Exercise aim: Write out exactly the lines from the one containing "Output a JSON object describing the content" through the last line of the records below, including both.
════════════════
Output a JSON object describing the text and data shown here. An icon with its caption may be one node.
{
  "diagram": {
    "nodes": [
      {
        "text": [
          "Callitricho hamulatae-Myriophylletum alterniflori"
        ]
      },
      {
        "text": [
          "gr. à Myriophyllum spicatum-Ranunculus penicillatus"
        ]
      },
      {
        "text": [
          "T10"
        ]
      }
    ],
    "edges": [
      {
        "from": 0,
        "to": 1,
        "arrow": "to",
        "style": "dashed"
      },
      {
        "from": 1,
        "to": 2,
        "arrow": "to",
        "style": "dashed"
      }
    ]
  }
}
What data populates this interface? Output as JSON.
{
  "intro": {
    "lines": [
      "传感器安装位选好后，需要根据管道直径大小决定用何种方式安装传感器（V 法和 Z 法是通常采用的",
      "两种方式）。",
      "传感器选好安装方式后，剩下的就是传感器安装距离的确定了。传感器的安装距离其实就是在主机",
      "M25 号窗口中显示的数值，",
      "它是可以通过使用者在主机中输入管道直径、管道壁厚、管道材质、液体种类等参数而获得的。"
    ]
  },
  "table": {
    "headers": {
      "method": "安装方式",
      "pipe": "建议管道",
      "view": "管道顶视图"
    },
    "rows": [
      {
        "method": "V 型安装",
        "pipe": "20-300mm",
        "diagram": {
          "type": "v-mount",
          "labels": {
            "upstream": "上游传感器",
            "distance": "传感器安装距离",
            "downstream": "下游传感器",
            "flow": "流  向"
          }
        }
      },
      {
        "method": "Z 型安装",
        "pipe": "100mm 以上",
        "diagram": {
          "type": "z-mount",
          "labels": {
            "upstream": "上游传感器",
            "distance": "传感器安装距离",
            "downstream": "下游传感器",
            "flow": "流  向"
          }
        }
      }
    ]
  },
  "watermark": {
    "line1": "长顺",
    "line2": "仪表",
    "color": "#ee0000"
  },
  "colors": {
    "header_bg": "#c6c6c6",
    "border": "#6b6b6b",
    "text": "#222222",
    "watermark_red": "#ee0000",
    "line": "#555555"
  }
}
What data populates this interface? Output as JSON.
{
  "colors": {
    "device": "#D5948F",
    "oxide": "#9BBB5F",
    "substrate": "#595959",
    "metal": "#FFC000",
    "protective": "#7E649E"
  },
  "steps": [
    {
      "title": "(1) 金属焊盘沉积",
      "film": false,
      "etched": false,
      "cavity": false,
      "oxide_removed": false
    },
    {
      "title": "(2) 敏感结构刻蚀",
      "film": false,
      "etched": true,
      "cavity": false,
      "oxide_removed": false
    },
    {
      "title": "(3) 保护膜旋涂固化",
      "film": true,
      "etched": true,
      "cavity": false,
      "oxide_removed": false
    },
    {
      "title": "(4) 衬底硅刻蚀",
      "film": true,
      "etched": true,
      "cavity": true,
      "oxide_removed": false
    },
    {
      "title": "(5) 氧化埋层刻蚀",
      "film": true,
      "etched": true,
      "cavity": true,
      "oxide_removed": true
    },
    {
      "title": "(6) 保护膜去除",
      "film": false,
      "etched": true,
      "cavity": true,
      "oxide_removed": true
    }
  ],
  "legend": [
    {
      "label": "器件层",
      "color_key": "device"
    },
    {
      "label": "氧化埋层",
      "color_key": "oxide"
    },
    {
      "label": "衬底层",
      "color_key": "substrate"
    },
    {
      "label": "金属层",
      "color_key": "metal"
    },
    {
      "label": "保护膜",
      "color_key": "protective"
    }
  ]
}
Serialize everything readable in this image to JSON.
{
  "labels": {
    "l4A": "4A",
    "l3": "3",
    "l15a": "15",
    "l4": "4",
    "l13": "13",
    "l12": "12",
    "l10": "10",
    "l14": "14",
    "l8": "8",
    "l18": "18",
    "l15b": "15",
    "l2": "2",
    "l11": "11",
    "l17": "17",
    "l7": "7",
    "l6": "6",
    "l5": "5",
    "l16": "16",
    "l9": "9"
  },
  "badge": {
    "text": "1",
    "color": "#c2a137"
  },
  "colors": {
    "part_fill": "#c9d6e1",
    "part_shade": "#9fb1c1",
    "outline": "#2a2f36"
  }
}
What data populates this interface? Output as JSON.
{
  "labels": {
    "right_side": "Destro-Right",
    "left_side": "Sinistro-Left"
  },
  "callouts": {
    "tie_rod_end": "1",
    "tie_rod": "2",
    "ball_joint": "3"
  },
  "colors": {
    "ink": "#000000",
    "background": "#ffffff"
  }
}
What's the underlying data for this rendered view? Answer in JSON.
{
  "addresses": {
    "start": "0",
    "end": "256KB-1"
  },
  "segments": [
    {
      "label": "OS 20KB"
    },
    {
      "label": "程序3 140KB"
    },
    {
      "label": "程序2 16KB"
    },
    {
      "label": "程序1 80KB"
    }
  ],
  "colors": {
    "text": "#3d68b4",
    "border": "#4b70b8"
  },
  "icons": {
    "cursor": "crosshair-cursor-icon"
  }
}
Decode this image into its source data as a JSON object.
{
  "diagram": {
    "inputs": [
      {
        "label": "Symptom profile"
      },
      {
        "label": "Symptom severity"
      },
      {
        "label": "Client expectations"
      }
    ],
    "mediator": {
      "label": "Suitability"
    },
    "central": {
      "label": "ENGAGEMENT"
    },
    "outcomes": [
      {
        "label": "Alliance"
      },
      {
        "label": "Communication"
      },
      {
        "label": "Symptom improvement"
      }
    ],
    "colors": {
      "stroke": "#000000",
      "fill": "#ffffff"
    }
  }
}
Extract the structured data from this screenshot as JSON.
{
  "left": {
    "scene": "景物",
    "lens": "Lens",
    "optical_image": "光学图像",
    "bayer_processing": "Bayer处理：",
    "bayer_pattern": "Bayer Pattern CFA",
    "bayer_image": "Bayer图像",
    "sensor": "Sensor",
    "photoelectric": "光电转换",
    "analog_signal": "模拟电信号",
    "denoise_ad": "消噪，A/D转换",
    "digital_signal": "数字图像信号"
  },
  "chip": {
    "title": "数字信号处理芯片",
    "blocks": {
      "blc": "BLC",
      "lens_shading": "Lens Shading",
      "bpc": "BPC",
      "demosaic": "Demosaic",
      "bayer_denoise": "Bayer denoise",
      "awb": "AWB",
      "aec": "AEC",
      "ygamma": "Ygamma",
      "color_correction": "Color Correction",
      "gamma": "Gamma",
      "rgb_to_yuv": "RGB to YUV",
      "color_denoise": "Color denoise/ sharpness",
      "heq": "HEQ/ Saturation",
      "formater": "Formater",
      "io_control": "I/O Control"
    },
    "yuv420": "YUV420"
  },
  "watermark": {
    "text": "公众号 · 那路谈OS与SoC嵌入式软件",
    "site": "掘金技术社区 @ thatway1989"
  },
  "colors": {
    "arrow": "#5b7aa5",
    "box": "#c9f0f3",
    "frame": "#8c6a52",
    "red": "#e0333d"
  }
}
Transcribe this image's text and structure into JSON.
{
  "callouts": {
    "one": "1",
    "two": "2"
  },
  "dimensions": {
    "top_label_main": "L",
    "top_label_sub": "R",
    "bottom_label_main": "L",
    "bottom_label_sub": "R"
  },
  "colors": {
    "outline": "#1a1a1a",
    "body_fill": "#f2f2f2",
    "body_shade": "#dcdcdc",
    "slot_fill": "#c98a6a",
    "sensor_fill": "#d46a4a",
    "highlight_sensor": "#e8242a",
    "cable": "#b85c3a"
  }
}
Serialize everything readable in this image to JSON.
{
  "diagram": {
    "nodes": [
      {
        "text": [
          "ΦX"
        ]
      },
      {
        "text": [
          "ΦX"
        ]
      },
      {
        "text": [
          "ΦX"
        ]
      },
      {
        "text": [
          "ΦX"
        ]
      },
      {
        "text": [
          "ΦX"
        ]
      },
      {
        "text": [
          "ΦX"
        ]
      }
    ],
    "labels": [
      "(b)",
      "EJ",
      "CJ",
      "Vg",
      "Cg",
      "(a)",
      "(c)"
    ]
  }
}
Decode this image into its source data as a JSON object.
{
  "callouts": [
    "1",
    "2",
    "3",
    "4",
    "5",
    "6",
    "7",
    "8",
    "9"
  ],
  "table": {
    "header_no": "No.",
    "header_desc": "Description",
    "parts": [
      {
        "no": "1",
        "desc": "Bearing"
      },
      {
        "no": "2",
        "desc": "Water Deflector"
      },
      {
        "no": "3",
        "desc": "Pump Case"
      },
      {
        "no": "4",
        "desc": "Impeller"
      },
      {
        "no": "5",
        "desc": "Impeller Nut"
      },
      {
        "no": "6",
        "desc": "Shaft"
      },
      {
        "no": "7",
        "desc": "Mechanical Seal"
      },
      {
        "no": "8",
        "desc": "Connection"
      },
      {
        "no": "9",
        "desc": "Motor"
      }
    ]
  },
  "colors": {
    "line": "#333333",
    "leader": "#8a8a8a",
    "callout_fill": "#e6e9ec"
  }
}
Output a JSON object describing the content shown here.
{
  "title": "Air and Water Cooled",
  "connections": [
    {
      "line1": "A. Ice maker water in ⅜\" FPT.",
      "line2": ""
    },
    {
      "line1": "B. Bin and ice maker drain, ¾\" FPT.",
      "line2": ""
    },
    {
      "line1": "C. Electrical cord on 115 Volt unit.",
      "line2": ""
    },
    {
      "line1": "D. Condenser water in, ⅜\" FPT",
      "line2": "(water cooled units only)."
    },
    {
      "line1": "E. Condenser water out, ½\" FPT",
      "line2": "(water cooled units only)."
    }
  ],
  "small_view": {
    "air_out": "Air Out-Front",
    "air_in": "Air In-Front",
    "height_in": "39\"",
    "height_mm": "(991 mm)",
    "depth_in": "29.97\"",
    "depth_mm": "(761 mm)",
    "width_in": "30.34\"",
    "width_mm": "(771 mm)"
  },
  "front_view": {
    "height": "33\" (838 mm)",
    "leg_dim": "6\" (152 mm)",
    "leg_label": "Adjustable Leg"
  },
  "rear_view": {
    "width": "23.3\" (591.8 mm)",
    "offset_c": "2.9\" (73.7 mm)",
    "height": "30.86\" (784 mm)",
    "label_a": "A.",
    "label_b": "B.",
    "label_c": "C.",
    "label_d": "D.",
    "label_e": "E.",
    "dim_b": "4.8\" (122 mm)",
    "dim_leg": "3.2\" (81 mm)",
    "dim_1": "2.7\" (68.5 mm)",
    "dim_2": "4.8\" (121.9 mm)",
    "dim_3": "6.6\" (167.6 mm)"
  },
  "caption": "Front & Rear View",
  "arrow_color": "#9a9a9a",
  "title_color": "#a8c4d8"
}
════════════════
Solved exercise:
Output a JSON object describing the content shown here.
{
  "title": "Air and Water Cooled",
  "connections": [
    {
      "line1": "A. Ice maker water in ⅜\" FPT.",
      "line2": ""
    },
    {
      "line1": "B. Bin and ice maker drain, ¾\" FPT.",
      "line2": ""
    },
    {
      "line1": "C. Electrical cord on 115 Volt unit.",
      "line2": ""
    },
    {
      "line1": "D. Condenser water in, ⅜\" FPT",
      "line2": "(water cooled units only)."
    },
    {
      "line1": "E. Condenser water out, ½\" FPT",
      "line2": "(water cooled units only)."
    }
  ],
  "small_view": {
    "air_out": "Air Out-Front",
    "air_in": "Air In-Front",
    "height_in": "39\"",
    "height_mm": "(991 mm)",
    "depth_in": "29.97\"",
    "depth_mm": "(761 mm)",
    "width_in": "30.34\"",
    "width_mm": "(771 mm)"
  },
  "front_view": {
    "height": "33\" (838 mm)",
    "leg_dim": "6\" (152 mm)",
    "leg_label": "Adjustable Leg"
  },
  "rear_view": {
    "width": "23.3\" (591.8 mm)",
    "offset_c": "2.9\" (73.7 mm)",
    "height": "30.86\" (784 mm)",
    "label_a": "A.",
    "label_b": "B.",
    "label_c": "C.",
    "label_d": "D.",
    "label_e": "E.",
    "dim_b": "4.8\" (122 mm)",
    "dim_leg": "3.2\" (81 mm)",
    "dim_1": "2.7\" (68.5 mm)",
    "dim_2": "4.8\" (121.9 mm)",
    "dim_3": "6.6\" (167.6 mm)"
  },
  "caption": "Front & Rear View",
  "arrow_color": "#9a9a9a",
  "title_color": "#a8c4d8"
}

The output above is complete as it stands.